§ GOAL OF THE EXERCISE:
Pictures should be excluded; otherwise, copy every entry exactly.

----------------------------------------

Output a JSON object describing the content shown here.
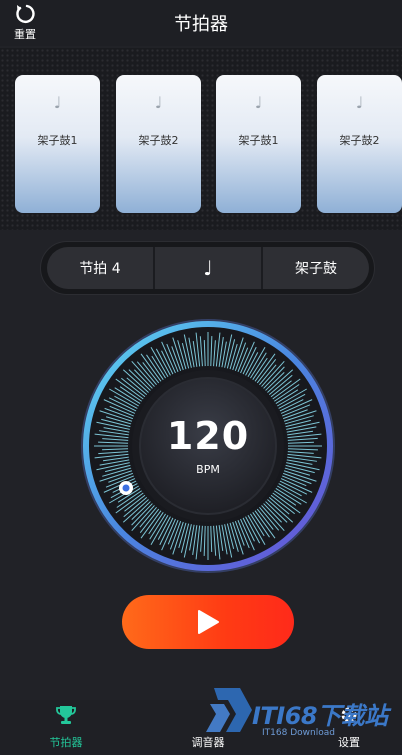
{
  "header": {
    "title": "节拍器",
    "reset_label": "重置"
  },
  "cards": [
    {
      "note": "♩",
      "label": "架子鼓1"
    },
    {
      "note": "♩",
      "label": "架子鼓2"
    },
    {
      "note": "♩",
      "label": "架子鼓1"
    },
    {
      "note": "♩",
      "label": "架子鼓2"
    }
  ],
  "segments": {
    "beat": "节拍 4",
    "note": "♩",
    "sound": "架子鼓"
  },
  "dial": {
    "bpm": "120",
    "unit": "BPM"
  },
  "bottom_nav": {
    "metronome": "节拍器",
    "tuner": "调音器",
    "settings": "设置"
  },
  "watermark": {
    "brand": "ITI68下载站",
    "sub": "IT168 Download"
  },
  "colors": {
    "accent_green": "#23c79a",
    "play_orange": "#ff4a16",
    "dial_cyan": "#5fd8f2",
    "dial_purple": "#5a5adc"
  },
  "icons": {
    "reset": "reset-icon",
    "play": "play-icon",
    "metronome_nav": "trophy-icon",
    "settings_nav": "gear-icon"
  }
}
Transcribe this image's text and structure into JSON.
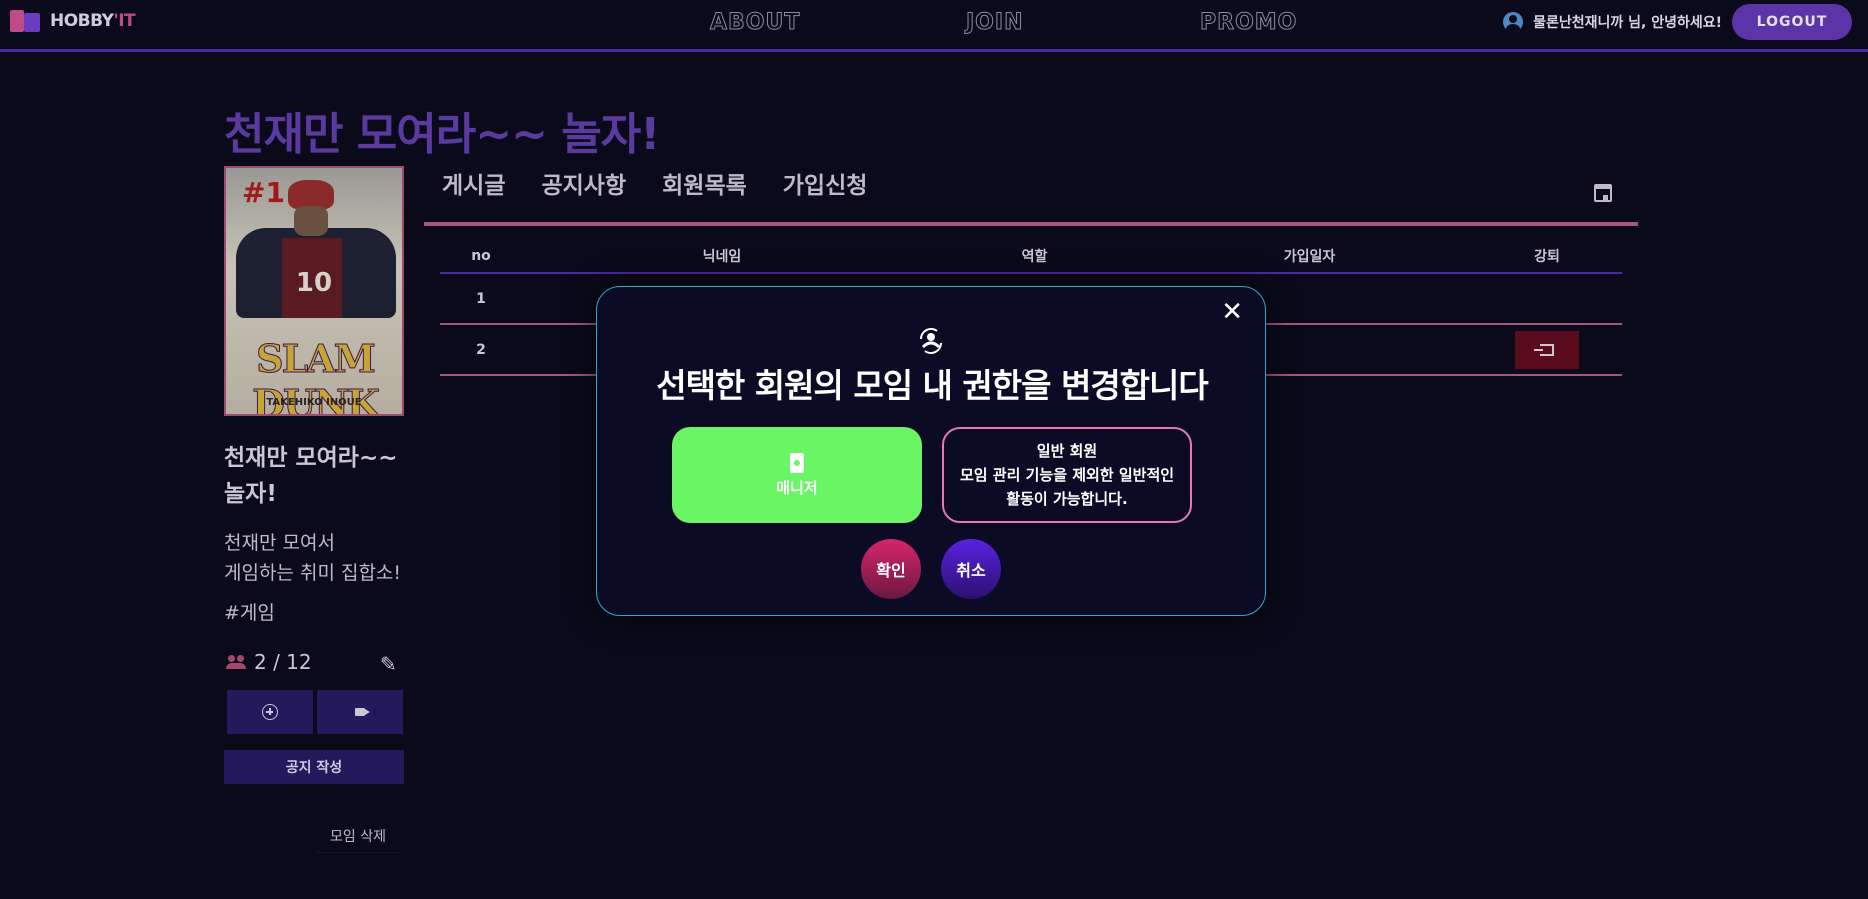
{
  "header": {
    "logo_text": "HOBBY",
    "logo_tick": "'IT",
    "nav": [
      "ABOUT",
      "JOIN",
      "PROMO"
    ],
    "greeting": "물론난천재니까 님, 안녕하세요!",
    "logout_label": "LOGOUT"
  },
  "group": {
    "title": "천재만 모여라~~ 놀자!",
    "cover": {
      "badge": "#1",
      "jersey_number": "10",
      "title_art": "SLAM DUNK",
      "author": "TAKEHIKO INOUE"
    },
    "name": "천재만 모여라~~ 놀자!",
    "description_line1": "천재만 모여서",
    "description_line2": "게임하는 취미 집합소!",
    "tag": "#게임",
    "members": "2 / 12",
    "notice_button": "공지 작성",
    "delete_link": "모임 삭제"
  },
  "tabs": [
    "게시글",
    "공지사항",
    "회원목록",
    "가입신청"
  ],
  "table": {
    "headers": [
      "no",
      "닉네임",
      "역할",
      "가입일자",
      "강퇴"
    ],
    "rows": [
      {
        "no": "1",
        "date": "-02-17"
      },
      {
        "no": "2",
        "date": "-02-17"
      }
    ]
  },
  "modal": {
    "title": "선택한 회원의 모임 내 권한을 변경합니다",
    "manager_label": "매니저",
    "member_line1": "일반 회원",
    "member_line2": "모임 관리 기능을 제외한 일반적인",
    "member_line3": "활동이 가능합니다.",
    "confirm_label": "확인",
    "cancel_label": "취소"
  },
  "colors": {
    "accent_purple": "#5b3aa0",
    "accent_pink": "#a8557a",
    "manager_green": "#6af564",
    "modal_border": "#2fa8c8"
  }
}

----------------------------------------

§ OUTPUT OF THE TASK:
Output a JSON object describing the content shown here.
{
  "header": {
    "title": "节拍器",
    "reset_label": "重置"
  },
  "cards": [
    {
      "note": "♩",
      "label": "架子鼓1"
    },
    {
      "note": "♩",
      "label": "架子鼓2"
    },
    {
      "note": "♩",
      "label": "架子鼓1"
    },
    {
      "note": "♩",
      "label": "架子鼓2"
    }
  ],
  "segments": {
    "beat": "节拍 4",
    "note": "♩",
    "sound": "架子鼓"
  },
  "dial": {
    "bpm": "120",
    "unit": "BPM"
  },
  "bottom_nav": {
    "metronome": "节拍器",
    "tuner": "调音器",
    "settings": "设置"
  },
  "watermark": {
    "brand": "ITI68下载站",
    "sub": "IT168 Download"
  },
  "colors": {
    "accent_green": "#23c79a",
    "play_orange": "#ff4a16",
    "dial_cyan": "#5fd8f2",
    "dial_purple": "#5a5adc"
  },
  "icons": {
    "reset": "reset-icon",
    "play": "play-icon",
    "metronome_nav": "trophy-icon",
    "settings_nav": "gear-icon"
  }
}
Transcribe this image's text and structure into JSON.
{
  "header": {
    "logo_text": "HOBBY",
    "logo_tick": "'IT",
    "nav": [
      "ABOUT",
      "JOIN",
      "PROMO"
    ],
    "greeting": "물론난천재니까 님, 안녕하세요!",
    "logout_label": "LOGOUT"
  },
  "group": {
    "title": "천재만 모여라~~ 놀자!",
    "cover": {
      "badge": "#1",
      "jersey_number": "10",
      "title_art": "SLAM DUNK",
      "author": "TAKEHIKO INOUE"
    },
    "name": "천재만 모여라~~ 놀자!",
    "description_line1": "천재만 모여서",
    "description_line2": "게임하는 취미 집합소!",
    "tag": "#게임",
    "members": "2 / 12",
    "notice_button": "공지 작성",
    "delete_link": "모임 삭제"
  },
  "tabs": [
    "게시글",
    "공지사항",
    "회원목록",
    "가입신청"
  ],
  "table": {
    "headers": [
      "no",
      "닉네임",
      "역할",
      "가입일자",
      "강퇴"
    ],
    "rows": [
      {
        "no": "1",
        "date": "-02-17"
      },
      {
        "no": "2",
        "date": "-02-17"
      }
    ]
  },
  "modal": {
    "title": "선택한 회원의 모임 내 권한을 변경합니다",
    "manager_label": "매니저",
    "member_line1": "일반 회원",
    "member_line2": "모임 관리 기능을 제외한 일반적인",
    "member_line3": "활동이 가능합니다.",
    "confirm_label": "확인",
    "cancel_label": "취소"
  },
  "colors": {
    "accent_purple": "#5b3aa0",
    "accent_pink": "#a8557a",
    "manager_green": "#6af564",
    "modal_border": "#2fa8c8"
  }
}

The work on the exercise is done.